Task to carry out:
Could you extract every entry below and reproduce it exactly?

— START The records —

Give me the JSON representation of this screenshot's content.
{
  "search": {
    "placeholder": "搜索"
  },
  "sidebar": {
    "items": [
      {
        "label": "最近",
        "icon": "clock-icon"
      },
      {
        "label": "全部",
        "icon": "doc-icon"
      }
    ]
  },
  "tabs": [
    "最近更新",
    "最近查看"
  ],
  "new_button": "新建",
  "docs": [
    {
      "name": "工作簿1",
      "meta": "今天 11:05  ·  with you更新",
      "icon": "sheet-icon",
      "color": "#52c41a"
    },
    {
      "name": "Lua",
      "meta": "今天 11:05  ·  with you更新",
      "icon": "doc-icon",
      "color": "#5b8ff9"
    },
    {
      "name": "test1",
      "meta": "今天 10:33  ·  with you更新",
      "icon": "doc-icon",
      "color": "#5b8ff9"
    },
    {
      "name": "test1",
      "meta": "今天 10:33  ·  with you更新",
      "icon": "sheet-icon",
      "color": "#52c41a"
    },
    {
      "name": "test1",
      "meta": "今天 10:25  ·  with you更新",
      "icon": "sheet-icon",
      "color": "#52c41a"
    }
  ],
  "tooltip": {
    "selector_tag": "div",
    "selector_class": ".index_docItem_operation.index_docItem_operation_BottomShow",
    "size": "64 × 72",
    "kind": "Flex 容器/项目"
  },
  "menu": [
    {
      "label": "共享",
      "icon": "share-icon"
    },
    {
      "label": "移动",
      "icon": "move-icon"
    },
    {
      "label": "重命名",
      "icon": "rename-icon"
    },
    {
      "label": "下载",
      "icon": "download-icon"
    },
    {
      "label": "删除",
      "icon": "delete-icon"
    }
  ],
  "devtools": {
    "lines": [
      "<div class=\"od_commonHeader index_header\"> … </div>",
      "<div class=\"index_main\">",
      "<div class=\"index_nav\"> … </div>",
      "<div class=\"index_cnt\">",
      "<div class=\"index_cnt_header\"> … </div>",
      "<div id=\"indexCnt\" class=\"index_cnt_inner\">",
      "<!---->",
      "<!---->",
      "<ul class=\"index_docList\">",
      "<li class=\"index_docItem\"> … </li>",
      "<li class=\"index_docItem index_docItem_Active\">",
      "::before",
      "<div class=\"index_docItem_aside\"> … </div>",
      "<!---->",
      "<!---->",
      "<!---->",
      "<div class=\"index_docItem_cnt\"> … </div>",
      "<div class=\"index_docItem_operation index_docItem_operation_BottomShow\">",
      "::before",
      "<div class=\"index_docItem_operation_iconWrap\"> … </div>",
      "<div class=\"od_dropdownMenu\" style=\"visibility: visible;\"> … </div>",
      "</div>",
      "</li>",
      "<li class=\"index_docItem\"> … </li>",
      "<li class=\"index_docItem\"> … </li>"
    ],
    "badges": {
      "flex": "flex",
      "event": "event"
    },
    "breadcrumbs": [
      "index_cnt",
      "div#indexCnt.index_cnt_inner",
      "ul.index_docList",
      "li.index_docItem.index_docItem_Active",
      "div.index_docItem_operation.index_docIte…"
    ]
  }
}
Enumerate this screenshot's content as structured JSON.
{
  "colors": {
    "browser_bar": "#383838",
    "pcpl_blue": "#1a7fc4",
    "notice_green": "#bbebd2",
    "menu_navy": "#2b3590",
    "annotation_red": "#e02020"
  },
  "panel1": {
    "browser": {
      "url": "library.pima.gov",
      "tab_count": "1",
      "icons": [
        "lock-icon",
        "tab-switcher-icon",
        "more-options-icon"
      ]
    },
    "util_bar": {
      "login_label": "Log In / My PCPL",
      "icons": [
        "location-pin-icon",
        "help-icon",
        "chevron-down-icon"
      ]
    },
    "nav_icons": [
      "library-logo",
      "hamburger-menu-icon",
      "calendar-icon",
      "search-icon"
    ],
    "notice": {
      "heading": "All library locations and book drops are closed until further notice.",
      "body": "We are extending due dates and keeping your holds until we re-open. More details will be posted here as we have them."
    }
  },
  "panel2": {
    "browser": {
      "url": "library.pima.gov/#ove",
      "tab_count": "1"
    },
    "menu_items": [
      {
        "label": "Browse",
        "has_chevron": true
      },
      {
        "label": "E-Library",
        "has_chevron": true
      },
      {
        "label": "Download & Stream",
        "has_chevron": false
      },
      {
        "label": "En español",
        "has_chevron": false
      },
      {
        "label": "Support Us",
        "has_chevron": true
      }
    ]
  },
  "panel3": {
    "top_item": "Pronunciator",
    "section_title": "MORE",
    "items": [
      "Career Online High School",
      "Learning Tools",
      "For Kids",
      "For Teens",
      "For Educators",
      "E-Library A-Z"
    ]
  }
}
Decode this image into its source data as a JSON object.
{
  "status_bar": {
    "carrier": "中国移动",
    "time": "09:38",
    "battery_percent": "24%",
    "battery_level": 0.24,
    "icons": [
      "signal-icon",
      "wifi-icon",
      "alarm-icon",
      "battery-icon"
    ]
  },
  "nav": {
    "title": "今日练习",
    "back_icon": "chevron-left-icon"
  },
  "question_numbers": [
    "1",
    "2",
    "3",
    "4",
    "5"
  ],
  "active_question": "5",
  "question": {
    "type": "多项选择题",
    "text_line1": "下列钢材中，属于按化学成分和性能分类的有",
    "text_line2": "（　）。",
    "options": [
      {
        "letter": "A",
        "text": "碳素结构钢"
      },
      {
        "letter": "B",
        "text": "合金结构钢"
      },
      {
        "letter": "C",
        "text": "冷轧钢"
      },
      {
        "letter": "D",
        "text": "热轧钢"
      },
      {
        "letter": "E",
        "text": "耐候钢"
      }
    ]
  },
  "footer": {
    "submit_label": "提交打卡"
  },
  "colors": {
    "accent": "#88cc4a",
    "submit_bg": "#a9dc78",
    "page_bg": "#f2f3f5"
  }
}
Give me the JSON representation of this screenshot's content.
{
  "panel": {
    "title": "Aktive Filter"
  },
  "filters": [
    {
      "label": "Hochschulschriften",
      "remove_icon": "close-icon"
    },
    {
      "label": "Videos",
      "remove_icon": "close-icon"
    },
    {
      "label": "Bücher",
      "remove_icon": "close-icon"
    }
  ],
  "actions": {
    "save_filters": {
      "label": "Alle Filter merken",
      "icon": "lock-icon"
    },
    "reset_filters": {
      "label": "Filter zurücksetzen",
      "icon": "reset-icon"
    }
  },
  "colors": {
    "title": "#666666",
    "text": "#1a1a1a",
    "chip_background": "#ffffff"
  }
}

— END The records —

The answer:
Give me the JSON representation of this screenshot's content.
{
  "search": {
    "placeholder": "搜索"
  },
  "sidebar": {
    "items": [
      {
        "label": "最近",
        "icon": "clock-icon"
      },
      {
        "label": "全部",
        "icon": "doc-icon"
      }
    ]
  },
  "tabs": [
    "最近更新",
    "最近查看"
  ],
  "new_button": "新建",
  "docs": [
    {
      "name": "工作簿1",
      "meta": "今天 11:05  ·  with you更新",
      "icon": "sheet-icon",
      "color": "#52c41a"
    },
    {
      "name": "Lua",
      "meta": "今天 11:05  ·  with you更新",
      "icon": "doc-icon",
      "color": "#5b8ff9"
    },
    {
      "name": "test1",
      "meta": "今天 10:33  ·  with you更新",
      "icon": "doc-icon",
      "color": "#5b8ff9"
    },
    {
      "name": "test1",
      "meta": "今天 10:33  ·  with you更新",
      "icon": "sheet-icon",
      "color": "#52c41a"
    },
    {
      "name": "test1",
      "meta": "今天 10:25  ·  with you更新",
      "icon": "sheet-icon",
      "color": "#52c41a"
    }
  ],
  "tooltip": {
    "selector_tag": "div",
    "selector_class": ".index_docItem_operation.index_docItem_operation_BottomShow",
    "size": "64 × 72",
    "kind": "Flex 容器/项目"
  },
  "menu": [
    {
      "label": "共享",
      "icon": "share-icon"
    },
    {
      "label": "移动",
      "icon": "move-icon"
    },
    {
      "label": "重命名",
      "icon": "rename-icon"
    },
    {
      "label": "下载",
      "icon": "download-icon"
    },
    {
      "label": "删除",
      "icon": "delete-icon"
    }
  ],
  "devtools": {
    "lines": [
      "<div class=\"od_commonHeader index_header\"> … </div>",
      "<div class=\"index_main\">",
      "<div class=\"index_nav\"> … </div>",
      "<div class=\"index_cnt\">",
      "<div class=\"index_cnt_header\"> … </div>",
      "<div id=\"indexCnt\" class=\"index_cnt_inner\">",
      "<!---->",
      "<!---->",
      "<ul class=\"index_docList\">",
      "<li class=\"index_docItem\"> … </li>",
      "<li class=\"index_docItem index_docItem_Active\">",
      "::before",
      "<div class=\"index_docItem_aside\"> … </div>",
      "<!---->",
      "<!---->",
      "<!---->",
      "<div class=\"index_docItem_cnt\"> … </div>",
      "<div class=\"index_docItem_operation index_docItem_operation_BottomShow\">",
      "::before",
      "<div class=\"index_docItem_operation_iconWrap\"> … </div>",
      "<div class=\"od_dropdownMenu\" style=\"visibility: visible;\"> … </div>",
      "</div>",
      "</li>",
      "<li class=\"index_docItem\"> … </li>",
      "<li class=\"index_docItem\"> … </li>"
    ],
    "badges": {
      "flex": "flex",
      "event": "event"
    },
    "breadcrumbs": [
      "index_cnt",
      "div#indexCnt.index_cnt_inner",
      "ul.index_docList",
      "li.index_docItem.index_docItem_Active",
      "div.index_docItem_operation.index_docIte…"
    ]
  }
}
Enumerate this screenshot's content as structured JSON.
{
  "colors": {
    "browser_bar": "#383838",
    "pcpl_blue": "#1a7fc4",
    "notice_green": "#bbebd2",
    "menu_navy": "#2b3590",
    "annotation_red": "#e02020"
  },
  "panel1": {
    "browser": {
      "url": "library.pima.gov",
      "tab_count": "1",
      "icons": [
        "lock-icon",
        "tab-switcher-icon",
        "more-options-icon"
      ]
    },
    "util_bar": {
      "login_label": "Log In / My PCPL",
      "icons": [
        "location-pin-icon",
        "help-icon",
        "chevron-down-icon"
      ]
    },
    "nav_icons": [
      "library-logo",
      "hamburger-menu-icon",
      "calendar-icon",
      "search-icon"
    ],
    "notice": {
      "heading": "All library locations and book drops are closed until further notice.",
      "body": "We are extending due dates and keeping your holds until we re-open. More details will be posted here as we have them."
    }
  },
  "panel2": {
    "browser": {
      "url": "library.pima.gov/#ove",
      "tab_count": "1"
    },
    "menu_items": [
      {
        "label": "Browse",
        "has_chevron": true
      },
      {
        "label": "E-Library",
        "has_chevron": true
      },
      {
        "label": "Download & Stream",
        "has_chevron": false
      },
      {
        "label": "En español",
        "has_chevron": false
      },
      {
        "label": "Support Us",
        "has_chevron": true
      }
    ]
  },
  "panel3": {
    "top_item": "Pronunciator",
    "section_title": "MORE",
    "items": [
      "Career Online High School",
      "Learning Tools",
      "For Kids",
      "For Teens",
      "For Educators",
      "E-Library A-Z"
    ]
  }
}
Decode this image into its source data as a JSON object.
{
  "status_bar": {
    "carrier": "中国移动",
    "time": "09:38",
    "battery_percent": "24%",
    "battery_level": 0.24,
    "icons": [
      "signal-icon",
      "wifi-icon",
      "alarm-icon",
      "battery-icon"
    ]
  },
  "nav": {
    "title": "今日练习",
    "back_icon": "chevron-left-icon"
  },
  "question_numbers": [
    "1",
    "2",
    "3",
    "4",
    "5"
  ],
  "active_question": "5",
  "question": {
    "type": "多项选择题",
    "text_line1": "下列钢材中，属于按化学成分和性能分类的有",
    "text_line2": "（　）。",
    "options": [
      {
        "letter": "A",
        "text": "碳素结构钢"
      },
      {
        "letter": "B",
        "text": "合金结构钢"
      },
      {
        "letter": "C",
        "text": "冷轧钢"
      },
      {
        "letter": "D",
        "text": "热轧钢"
      },
      {
        "letter": "E",
        "text": "耐候钢"
      }
    ]
  },
  "footer": {
    "submit_label": "提交打卡"
  },
  "colors": {
    "accent": "#88cc4a",
    "submit_bg": "#a9dc78",
    "page_bg": "#f2f3f5"
  }
}
Give me the JSON representation of this screenshot's content.
{
  "panel": {
    "title": "Aktive Filter"
  },
  "filters": [
    {
      "label": "Hochschulschriften",
      "remove_icon": "close-icon"
    },
    {
      "label": "Videos",
      "remove_icon": "close-icon"
    },
    {
      "label": "Bücher",
      "remove_icon": "close-icon"
    }
  ],
  "actions": {
    "save_filters": {
      "label": "Alle Filter merken",
      "icon": "lock-icon"
    },
    "reset_filters": {
      "label": "Filter zurücksetzen",
      "icon": "reset-icon"
    }
  },
  "colors": {
    "title": "#666666",
    "text": "#1a1a1a",
    "chip_background": "#ffffff"
  }
}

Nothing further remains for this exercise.